_Instructions to follow_: Do these statements agree with the Sharp Objects recap below? (a) John loses his job driving a forklift on Adora's hog farm. (b) Adora joins her friends at the brunch. (c) Vickery says outright that Camille is the dangerous daughter. For each, answer yes or no and quote the words of the recap that settle it.

_Excerpt_:

::::

That neither Richard nor Vickery seems close to making an arrest in Ann’s or Natalie’s murders hasn’t stopped the citizens of Wind Gap from making their own judgments in Sharp Objects Episode 4: consensus seems to be that the culprit is John. Camille’s on her way out to brunch with Adora’s friends when Amma, lying around with her squad, stops her to apologize for her behavior when she ran into Richard and Camille at the end of “Fix”: “Sometimes when I show off in front of my friends, I get carried away”; Camille then sees that the girls are cracking up at a meme of John, with all his teeth pulled, and the caption, “Smile! Ain’t Karma A Bitch.”
When Camille meets Adora’s coven, she learns that they also suspect both John and Bob (the latter maybe only because, according to Jackie, he’s always staring at her breasts).
John, meanwhile, is summarily fired from his job driving a forklift on Adora’s hog farm, and heads from there to check in at his parents’; he finds his mother asleep on the couch — though, when he investigates the kitchen trash can and hears a lot of clinking glass, it may be that she’s passed out drunk.
Adora herself blows off brunch: she sliced her hand open, in the last episode, dealing with the rose bush Amma destroyed, and says the cut is still giving her “fits.” But she’s well enough to entertain Vickery when he shows up to discuss the upcoming Calhoun Day. It’s a Wind Gap tradition that seems to have been established by her family decades ago, though Vickery wonders if it’s wise to put it on this year in light of recent events. Adora flirtatiously threatens to oust Vickery from his post if he cancels it, and they both laugh so that we know she probably doesn’t mean it, or maybe just that it’s in his interest to pretend she doesn’t. However, he’s also there to raise his concerns about her daughters: “One of them is dangerous, and the other one’s in danger.” We may know that Adora would say he’s describing Camille and Amma, respectively, though if Vickery agrees with her, he doesn’t spell it out.

::::

_Data_:
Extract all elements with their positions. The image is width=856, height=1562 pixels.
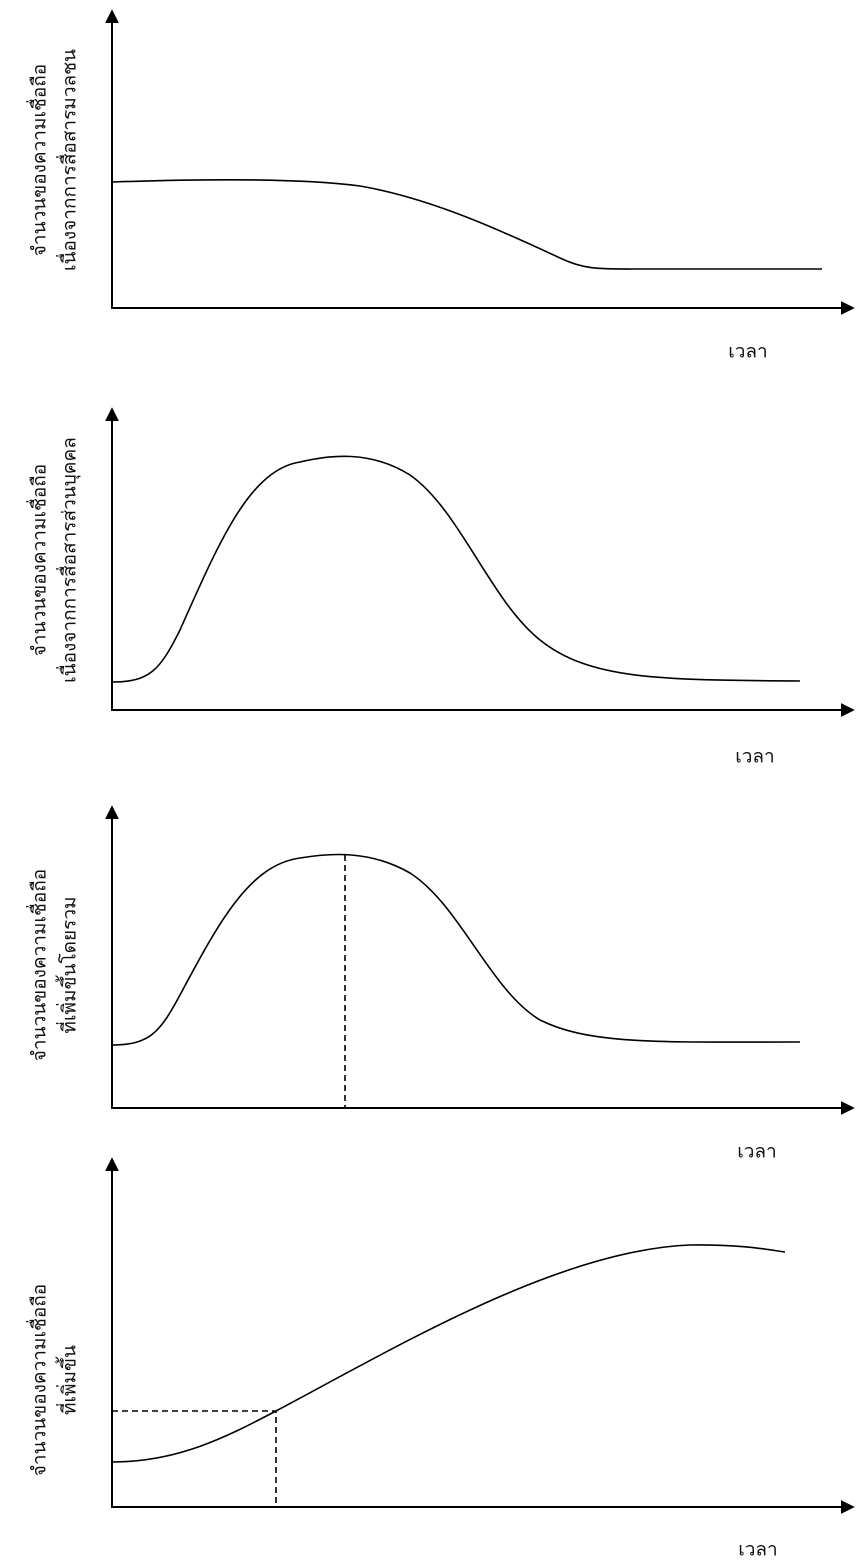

::::

_Answer below_:
(a) Yes: "John, meanwhile, is summarily fired from his job driving a forklift on Adora’s hog farm"
(b) No: "Adora herself blows off brunch"
(c) No: "though if Vickery agrees with her, he doesn’t spell it out."